--- TEXTE À LIRE ---

D’autres articles reprennent ce type de distinction, au sujet de l’identité après une greffe (Cortesini) ou à propos des maladies auto-immunes (Bach).
Certaines contributions relèvent le défi de la pluri (ou inter ?)-disciplinarité et sont écrits par des spécialistes de sciences humaines et des spécialistes de science biologique. C’est par exemple le cas du texte de Pradeu et Carosella, qui aventure un concept nouveau : fonder la réflexion sur l’identité non pas sur une dualité soi/non soi, mais sur une continuité. L’idée est présentée ainsi. Le soi et le non soi supposent deux définitions figées (d’inspiration leibnizienne paraît-il) de l’individu, qui dès son origine contient en potentiel tout ce qui adviendra. Selon les auteurs, cette conception est internaliste et scientifiquement irrecevable. Penser l’identité sur le mode du maintien à l’identique ne les convainc pas davantage, puisque selon eux, on ne peut pas toujours distinguer l’endogène de l’exogène et, en conséquence différencier ce qui est originel de ce qui est arrivé après. Ils proposent donc une hypothèse de continuité et suggèrent de définir l’identité par la continuité des relations entre un organisme et un environnement, à partir d’un fonctionnement, d’une interaction constructiviste qui ne nécessite pas de rester semblable à soi toute sa vie, mais qui intègre le changement, tout au moins tant que l’individu reste identifiable par certaines caractéristiques en tant que le même.

--- ENREGISTREMENTS ---

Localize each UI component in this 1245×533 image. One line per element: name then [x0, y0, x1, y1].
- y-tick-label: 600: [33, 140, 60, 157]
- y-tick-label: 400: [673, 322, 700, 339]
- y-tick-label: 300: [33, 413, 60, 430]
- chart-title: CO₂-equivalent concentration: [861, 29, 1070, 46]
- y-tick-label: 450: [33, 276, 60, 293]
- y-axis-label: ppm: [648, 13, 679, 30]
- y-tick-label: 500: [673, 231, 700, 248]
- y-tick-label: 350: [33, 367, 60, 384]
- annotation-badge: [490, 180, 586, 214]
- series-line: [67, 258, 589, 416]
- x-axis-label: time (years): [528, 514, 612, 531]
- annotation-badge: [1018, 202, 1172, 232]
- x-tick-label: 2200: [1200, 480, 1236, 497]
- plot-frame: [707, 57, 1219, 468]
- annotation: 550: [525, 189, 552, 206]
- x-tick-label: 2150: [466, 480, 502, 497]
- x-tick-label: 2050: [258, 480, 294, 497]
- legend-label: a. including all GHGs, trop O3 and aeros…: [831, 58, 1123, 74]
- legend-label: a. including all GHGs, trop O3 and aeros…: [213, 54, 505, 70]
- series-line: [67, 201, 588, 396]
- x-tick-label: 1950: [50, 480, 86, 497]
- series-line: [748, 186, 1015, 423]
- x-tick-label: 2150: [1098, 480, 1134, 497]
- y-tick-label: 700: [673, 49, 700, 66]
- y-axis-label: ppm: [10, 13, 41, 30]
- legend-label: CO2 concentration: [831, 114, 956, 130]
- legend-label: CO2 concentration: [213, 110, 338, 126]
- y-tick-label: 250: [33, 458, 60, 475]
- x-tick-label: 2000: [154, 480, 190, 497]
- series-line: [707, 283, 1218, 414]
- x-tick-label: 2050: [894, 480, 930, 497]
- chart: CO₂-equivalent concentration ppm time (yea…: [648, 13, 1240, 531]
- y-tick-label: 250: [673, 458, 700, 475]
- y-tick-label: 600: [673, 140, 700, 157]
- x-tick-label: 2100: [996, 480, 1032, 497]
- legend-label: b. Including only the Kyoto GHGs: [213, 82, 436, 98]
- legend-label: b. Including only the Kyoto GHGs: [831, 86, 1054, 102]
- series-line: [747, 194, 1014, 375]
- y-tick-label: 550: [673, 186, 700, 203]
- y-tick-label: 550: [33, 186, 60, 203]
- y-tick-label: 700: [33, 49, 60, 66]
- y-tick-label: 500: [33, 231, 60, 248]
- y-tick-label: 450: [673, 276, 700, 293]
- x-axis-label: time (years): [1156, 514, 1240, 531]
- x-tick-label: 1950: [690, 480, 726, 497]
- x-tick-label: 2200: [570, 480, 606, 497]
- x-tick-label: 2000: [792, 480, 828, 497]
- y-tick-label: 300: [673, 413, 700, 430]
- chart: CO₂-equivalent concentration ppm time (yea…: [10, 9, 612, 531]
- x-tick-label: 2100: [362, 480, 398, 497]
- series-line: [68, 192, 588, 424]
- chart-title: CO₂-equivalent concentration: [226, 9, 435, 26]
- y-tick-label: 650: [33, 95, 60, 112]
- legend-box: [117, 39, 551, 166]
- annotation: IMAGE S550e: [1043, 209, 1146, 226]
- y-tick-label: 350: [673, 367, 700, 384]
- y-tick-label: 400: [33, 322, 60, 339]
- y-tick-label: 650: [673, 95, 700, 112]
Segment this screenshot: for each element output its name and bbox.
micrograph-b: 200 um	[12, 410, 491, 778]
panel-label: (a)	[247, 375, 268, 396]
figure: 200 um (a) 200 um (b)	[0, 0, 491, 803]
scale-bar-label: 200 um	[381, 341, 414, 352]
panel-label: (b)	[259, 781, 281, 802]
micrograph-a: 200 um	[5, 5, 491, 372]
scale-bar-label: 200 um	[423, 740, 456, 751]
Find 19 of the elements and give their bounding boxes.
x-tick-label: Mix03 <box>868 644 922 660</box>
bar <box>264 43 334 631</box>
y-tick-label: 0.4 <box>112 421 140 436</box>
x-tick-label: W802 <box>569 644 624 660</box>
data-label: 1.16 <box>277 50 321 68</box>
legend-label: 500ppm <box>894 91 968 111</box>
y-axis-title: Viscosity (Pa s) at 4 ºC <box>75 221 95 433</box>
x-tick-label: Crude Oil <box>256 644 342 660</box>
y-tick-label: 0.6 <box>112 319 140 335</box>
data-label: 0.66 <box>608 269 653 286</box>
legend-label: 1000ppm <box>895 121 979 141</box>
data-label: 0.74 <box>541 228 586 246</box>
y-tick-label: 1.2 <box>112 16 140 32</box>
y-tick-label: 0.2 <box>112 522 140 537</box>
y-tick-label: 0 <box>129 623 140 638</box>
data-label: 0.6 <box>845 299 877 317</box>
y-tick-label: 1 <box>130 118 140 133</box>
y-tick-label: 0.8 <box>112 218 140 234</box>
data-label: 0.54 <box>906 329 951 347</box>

---

CONSIGNE 1:
Répondez d'après le texte :
(a) À propos de quoi l'article de Bach reprend-il ce type de distinction ?
(b) Sur quoi Pradeu et Carosella proposent-ils de fonder la réflexion sur l'identité, au lieu d'une dualité soi/non soi ?
(c) Selon les auteurs, que ne peut-on pas toujours distinguer ?
CONSIGNE 2: Extrayez du texte, sans rien y changer, le passage compris entre « D’autres articles reprennent » et « maladies auto-immunes (Bach). », ces mots inclus.
Les enregistrements forment un matériau à part.

CORRIGÉ 1:
(a) À propos des maladies auto-immunes.
(b) Sur une continuité.
(c) L'endogène de l'exogène.

CORRIGÉ 2:
D’autres articles reprennent ce type de distinction, au sujet de l’identité après une greffe (Cortesini) ou à propos des maladies auto-immunes (Bach).